▶ _Task statement_: Reproduce each line of the listing exactly.

=== Extracted information ===

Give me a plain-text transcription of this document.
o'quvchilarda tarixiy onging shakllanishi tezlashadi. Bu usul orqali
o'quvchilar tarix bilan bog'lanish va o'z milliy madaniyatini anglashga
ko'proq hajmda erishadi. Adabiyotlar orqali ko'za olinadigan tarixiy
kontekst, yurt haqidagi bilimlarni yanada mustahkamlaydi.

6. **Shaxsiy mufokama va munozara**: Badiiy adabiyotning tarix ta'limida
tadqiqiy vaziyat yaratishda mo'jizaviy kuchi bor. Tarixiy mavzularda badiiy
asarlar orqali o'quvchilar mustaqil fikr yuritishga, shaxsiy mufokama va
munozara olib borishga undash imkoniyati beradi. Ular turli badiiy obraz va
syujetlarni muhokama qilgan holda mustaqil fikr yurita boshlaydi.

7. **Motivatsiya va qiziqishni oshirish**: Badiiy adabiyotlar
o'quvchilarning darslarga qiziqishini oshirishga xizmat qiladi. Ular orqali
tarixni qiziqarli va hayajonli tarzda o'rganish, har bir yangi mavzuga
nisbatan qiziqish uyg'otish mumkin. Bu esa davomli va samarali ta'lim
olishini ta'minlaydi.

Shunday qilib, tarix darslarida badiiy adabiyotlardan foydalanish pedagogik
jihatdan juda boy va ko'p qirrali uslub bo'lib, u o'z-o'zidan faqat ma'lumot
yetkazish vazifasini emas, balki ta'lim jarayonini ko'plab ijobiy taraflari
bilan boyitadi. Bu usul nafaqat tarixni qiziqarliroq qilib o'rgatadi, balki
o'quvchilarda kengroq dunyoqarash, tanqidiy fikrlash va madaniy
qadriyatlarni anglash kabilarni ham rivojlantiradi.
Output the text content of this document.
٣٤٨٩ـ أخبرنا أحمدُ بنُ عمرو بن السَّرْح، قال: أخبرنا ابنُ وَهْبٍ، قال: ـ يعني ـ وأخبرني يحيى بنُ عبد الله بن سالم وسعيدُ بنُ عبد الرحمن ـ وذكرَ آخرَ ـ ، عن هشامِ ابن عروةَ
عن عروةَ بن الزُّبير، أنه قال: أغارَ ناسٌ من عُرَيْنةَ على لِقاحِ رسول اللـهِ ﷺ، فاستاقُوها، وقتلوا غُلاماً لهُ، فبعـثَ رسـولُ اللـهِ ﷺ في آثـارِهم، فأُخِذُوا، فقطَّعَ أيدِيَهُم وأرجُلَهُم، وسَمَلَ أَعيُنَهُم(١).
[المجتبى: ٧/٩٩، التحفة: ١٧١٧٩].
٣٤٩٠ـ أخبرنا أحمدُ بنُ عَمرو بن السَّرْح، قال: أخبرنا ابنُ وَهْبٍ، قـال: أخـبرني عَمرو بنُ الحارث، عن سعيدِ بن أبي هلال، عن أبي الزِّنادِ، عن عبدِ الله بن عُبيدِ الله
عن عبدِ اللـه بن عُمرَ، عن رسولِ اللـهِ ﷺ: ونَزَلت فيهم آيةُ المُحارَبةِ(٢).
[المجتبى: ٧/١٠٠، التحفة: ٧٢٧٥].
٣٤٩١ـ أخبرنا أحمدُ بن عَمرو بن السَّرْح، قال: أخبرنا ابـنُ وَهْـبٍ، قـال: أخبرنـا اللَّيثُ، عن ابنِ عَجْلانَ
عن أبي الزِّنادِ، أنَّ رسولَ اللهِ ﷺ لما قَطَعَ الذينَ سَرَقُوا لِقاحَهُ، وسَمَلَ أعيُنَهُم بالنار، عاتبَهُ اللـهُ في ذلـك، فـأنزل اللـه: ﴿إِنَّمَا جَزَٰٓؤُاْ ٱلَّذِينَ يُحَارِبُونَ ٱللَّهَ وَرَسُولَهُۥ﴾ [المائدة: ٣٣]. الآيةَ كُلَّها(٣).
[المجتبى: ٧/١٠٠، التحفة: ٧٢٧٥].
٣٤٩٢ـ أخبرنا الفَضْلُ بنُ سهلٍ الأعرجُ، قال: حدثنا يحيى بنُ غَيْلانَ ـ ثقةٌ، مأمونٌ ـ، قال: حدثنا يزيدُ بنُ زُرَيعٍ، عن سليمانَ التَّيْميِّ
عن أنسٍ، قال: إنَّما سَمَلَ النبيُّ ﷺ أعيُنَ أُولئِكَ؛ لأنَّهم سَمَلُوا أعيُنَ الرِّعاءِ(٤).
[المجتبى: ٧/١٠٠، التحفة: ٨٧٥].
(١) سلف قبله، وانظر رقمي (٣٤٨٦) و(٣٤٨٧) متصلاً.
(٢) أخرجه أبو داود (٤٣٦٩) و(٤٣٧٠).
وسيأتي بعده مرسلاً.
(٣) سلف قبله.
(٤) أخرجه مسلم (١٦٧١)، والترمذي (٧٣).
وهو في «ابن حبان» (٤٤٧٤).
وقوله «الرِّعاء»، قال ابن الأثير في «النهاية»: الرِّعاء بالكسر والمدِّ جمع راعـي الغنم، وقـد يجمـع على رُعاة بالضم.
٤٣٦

===

▶ _Complete answer_:
Give me a plain-text transcription of this document.
o'quvchilarda tarixiy onging shakllanishi tezlashadi. Bu usul orqali
o'quvchilar tarix bilan bog'lanish va o'z milliy madaniyatini anglashga
ko'proq hajmda erishadi. Adabiyotlar orqali ko'za olinadigan tarixiy
kontekst, yurt haqidagi bilimlarni yanada mustahkamlaydi.

6. **Shaxsiy mufokama va munozara**: Badiiy adabiyotning tarix ta'limida
tadqiqiy vaziyat yaratishda mo'jizaviy kuchi bor. Tarixiy mavzularda badiiy
asarlar orqali o'quvchilar mustaqil fikr yuritishga, shaxsiy mufokama va
munozara olib borishga undash imkoniyati beradi. Ular turli badiiy obraz va
syujetlarni muhokama qilgan holda mustaqil fikr yurita boshlaydi.

7. **Motivatsiya va qiziqishni oshirish**: Badiiy adabiyotlar
o'quvchilarning darslarga qiziqishini oshirishga xizmat qiladi. Ular orqali
tarixni qiziqarli va hayajonli tarzda o'rganish, har bir yangi mavzuga
nisbatan qiziqish uyg'otish mumkin. Bu esa davomli va samarali ta'lim
olishini ta'minlaydi.

Shunday qilib, tarix darslarida badiiy adabiyotlardan foydalanish pedagogik
jihatdan juda boy va ko'p qirrali uslub bo'lib, u o'z-o'zidan faqat ma'lumot
yetkazish vazifasini emas, balki ta'lim jarayonini ko'plab ijobiy taraflari
bilan boyitadi. Bu usul nafaqat tarixni qiziqarliroq qilib o'rgatadi, balki
o'quvchilarda kengroq dunyoqarash, tanqidiy fikrlash va madaniy
qadriyatlarni anglash kabilarni ham rivojlantiradi.
Output the text content of this document.
٣٤٨٩ـ أخبرنا أحمدُ بنُ عمرو بن السَّرْح، قال: أخبرنا ابنُ وَهْبٍ، قال: ـ يعني ـ وأخبرني يحيى بنُ عبد الله بن سالم وسعيدُ بنُ عبد الرحمن ـ وذكرَ آخرَ ـ ، عن هشامِ ابن عروةَ
عن عروةَ بن الزُّبير، أنه قال: أغارَ ناسٌ من عُرَيْنةَ على لِقاحِ رسول اللـهِ ﷺ، فاستاقُوها، وقتلوا غُلاماً لهُ، فبعـثَ رسـولُ اللـهِ ﷺ في آثـارِهم، فأُخِذُوا، فقطَّعَ أيدِيَهُم وأرجُلَهُم، وسَمَلَ أَعيُنَهُم(١).
[المجتبى: ٧/٩٩، التحفة: ١٧١٧٩].
٣٤٩٠ـ أخبرنا أحمدُ بنُ عَمرو بن السَّرْح، قال: أخبرنا ابنُ وَهْبٍ، قـال: أخـبرني عَمرو بنُ الحارث، عن سعيدِ بن أبي هلال، عن أبي الزِّنادِ، عن عبدِ الله بن عُبيدِ الله
عن عبدِ اللـه بن عُمرَ، عن رسولِ اللـهِ ﷺ: ونَزَلت فيهم آيةُ المُحارَبةِ(٢).
[المجتبى: ٧/١٠٠، التحفة: ٧٢٧٥].
٣٤٩١ـ أخبرنا أحمدُ بن عَمرو بن السَّرْح، قال: أخبرنا ابـنُ وَهْـبٍ، قـال: أخبرنـا اللَّيثُ، عن ابنِ عَجْلانَ
عن أبي الزِّنادِ، أنَّ رسولَ اللهِ ﷺ لما قَطَعَ الذينَ سَرَقُوا لِقاحَهُ، وسَمَلَ أعيُنَهُم بالنار، عاتبَهُ اللـهُ في ذلـك، فـأنزل اللـه: ﴿إِنَّمَا جَزَٰٓؤُاْ ٱلَّذِينَ يُحَارِبُونَ ٱللَّهَ وَرَسُولَهُۥ﴾ [المائدة: ٣٣]. الآيةَ كُلَّها(٣).
[المجتبى: ٧/١٠٠، التحفة: ٧٢٧٥].
٣٤٩٢ـ أخبرنا الفَضْلُ بنُ سهلٍ الأعرجُ، قال: حدثنا يحيى بنُ غَيْلانَ ـ ثقةٌ، مأمونٌ ـ، قال: حدثنا يزيدُ بنُ زُرَيعٍ، عن سليمانَ التَّيْميِّ
عن أنسٍ، قال: إنَّما سَمَلَ النبيُّ ﷺ أعيُنَ أُولئِكَ؛ لأنَّهم سَمَلُوا أعيُنَ الرِّعاءِ(٤).
[المجتبى: ٧/١٠٠، التحفة: ٨٧٥].
(١) سلف قبله، وانظر رقمي (٣٤٨٦) و(٣٤٨٧) متصلاً.
(٢) أخرجه أبو داود (٤٣٦٩) و(٤٣٧٠).
وسيأتي بعده مرسلاً.
(٣) سلف قبله.
(٤) أخرجه مسلم (١٦٧١)، والترمذي (٧٣).
وهو في «ابن حبان» (٤٤٧٤).
وقوله «الرِّعاء»، قال ابن الأثير في «النهاية»: الرِّعاء بالكسر والمدِّ جمع راعـي الغنم، وقـد يجمـع على رُعاة بالضم.
٤٣٦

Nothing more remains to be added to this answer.